§ WHAT THE TASK REQUIRES: Collect from the data below each line with "山崎先生".

Some records
•••••

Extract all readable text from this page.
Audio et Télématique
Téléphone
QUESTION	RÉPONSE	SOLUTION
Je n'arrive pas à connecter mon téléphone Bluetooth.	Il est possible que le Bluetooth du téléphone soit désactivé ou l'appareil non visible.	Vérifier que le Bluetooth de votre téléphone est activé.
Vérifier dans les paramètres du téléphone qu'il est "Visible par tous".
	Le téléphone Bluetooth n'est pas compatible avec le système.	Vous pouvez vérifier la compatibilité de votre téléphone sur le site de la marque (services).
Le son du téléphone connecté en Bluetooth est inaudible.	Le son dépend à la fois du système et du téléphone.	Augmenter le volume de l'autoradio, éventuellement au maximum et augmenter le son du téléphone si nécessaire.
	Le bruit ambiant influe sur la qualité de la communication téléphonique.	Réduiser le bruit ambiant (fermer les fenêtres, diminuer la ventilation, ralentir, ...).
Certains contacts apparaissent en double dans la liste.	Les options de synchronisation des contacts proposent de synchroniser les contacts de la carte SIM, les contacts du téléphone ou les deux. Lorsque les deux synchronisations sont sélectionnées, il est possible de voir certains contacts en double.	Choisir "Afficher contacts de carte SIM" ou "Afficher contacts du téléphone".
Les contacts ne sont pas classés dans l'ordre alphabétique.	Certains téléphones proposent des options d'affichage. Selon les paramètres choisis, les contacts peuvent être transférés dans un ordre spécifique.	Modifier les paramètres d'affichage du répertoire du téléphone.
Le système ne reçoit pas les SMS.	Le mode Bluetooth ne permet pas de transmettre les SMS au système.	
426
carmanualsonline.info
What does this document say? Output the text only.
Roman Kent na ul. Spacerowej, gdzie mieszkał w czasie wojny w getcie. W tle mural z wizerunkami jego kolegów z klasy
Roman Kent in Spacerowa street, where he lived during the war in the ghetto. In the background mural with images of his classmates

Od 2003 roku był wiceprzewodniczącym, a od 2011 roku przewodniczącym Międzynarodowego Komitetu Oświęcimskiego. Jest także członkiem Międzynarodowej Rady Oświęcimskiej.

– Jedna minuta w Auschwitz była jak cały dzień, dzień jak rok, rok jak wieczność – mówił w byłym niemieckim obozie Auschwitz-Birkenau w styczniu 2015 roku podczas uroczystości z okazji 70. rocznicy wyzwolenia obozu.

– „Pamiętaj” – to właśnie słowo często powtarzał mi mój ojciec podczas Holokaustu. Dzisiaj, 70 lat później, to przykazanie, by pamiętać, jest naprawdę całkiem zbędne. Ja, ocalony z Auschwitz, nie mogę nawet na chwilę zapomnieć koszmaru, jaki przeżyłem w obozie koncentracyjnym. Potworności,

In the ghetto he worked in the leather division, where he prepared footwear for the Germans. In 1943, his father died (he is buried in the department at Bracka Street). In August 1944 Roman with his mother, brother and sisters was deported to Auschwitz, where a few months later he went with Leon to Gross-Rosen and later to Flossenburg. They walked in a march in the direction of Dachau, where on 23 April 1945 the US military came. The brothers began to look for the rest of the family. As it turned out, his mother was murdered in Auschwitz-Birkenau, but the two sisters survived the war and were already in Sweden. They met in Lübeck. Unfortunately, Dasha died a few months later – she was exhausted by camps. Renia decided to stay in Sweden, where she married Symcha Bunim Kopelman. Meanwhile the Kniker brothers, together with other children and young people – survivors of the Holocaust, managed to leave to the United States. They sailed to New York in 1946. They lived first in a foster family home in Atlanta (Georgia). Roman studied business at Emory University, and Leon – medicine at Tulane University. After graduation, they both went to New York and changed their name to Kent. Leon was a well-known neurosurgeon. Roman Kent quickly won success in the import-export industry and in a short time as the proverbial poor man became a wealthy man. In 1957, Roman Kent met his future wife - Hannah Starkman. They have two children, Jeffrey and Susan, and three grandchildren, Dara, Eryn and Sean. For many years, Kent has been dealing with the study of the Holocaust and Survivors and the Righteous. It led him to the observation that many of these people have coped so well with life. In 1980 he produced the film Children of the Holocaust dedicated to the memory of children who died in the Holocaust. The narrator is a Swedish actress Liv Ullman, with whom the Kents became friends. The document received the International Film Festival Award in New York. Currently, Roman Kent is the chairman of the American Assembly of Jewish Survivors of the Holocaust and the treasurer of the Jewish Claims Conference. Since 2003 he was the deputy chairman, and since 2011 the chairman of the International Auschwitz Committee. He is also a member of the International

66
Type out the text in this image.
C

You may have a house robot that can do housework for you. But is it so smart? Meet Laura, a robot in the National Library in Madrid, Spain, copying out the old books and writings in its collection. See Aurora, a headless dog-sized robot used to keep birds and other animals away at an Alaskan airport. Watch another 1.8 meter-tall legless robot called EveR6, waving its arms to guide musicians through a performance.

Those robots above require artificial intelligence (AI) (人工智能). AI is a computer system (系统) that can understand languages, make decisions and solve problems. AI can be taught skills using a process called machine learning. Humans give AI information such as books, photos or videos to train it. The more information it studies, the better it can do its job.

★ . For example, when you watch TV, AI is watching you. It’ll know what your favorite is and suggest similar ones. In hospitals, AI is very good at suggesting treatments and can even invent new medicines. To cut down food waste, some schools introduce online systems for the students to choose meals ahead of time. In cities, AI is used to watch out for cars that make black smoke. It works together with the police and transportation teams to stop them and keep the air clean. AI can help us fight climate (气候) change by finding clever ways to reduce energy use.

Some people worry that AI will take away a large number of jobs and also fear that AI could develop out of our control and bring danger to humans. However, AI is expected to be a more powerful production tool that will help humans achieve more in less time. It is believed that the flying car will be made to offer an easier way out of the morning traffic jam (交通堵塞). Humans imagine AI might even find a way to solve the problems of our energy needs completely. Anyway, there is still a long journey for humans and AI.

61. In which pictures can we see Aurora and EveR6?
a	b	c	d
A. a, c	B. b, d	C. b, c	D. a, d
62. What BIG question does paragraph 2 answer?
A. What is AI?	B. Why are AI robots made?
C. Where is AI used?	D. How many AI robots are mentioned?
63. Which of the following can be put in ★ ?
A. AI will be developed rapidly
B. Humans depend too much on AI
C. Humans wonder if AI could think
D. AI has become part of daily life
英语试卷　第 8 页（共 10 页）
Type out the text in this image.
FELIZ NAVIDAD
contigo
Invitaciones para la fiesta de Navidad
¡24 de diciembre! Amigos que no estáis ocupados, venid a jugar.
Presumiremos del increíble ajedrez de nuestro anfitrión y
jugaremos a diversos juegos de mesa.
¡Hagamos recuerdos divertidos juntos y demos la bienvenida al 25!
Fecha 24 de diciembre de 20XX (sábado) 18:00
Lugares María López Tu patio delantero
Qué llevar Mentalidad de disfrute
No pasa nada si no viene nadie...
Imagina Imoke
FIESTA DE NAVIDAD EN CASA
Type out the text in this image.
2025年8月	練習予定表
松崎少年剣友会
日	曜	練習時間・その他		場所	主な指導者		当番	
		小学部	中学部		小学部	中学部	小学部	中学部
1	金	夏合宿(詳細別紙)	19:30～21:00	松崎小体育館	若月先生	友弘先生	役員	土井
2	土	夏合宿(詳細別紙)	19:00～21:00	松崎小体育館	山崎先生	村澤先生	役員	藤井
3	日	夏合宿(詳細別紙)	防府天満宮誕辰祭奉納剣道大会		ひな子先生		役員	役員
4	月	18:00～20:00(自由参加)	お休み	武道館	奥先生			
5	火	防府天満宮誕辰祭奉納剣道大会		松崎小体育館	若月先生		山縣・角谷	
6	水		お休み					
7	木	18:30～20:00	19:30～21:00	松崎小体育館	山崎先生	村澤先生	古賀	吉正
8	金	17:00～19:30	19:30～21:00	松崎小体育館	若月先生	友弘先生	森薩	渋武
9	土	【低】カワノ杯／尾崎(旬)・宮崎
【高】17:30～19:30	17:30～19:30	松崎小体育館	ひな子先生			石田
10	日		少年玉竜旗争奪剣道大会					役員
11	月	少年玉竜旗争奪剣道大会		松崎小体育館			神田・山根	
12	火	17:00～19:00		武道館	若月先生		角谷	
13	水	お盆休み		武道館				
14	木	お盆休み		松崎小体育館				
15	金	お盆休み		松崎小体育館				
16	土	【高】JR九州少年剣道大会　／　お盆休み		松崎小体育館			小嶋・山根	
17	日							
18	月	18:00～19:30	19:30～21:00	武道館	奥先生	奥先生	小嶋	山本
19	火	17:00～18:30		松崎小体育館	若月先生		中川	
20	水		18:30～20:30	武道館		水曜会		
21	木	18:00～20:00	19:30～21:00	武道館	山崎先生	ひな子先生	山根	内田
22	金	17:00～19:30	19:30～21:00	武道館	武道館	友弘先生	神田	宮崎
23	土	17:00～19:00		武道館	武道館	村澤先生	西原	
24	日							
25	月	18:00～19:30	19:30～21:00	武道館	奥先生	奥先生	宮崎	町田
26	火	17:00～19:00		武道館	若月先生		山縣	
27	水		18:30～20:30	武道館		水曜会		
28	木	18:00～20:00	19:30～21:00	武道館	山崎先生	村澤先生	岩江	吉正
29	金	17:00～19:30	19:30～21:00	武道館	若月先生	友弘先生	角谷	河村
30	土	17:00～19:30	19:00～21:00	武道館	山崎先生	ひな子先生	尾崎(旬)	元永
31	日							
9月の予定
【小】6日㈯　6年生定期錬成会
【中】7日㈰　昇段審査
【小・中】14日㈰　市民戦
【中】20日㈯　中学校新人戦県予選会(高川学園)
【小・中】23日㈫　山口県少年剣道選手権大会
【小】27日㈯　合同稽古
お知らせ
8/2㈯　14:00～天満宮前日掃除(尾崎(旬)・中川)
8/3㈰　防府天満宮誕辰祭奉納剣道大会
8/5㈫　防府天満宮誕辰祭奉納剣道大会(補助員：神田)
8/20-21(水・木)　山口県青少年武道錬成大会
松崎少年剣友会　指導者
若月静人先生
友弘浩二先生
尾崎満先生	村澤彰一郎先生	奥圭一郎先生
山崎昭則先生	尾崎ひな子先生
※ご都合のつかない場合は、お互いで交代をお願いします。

•••••

§ CORRECT RESULT:
2	土	夏合宿(詳細別紙)	19:00～21:00	松崎小体育館	山崎先生	村澤先生	役員	藤井
7	木	18:30～20:00	19:30～21:00	松崎小体育館	山崎先生	村澤先生	古賀	吉正
21	木	18:00～20:00	19:30～21:00	武道館	山崎先生	ひな子先生	山根	内田
28	木	18:00～20:00	19:30～21:00	武道館	山崎先生	村澤先生	岩江	吉正
30	土	17:00～19:30	19:00～21:00	武道館	山崎先生	ひな子先生	尾崎(旬)	元永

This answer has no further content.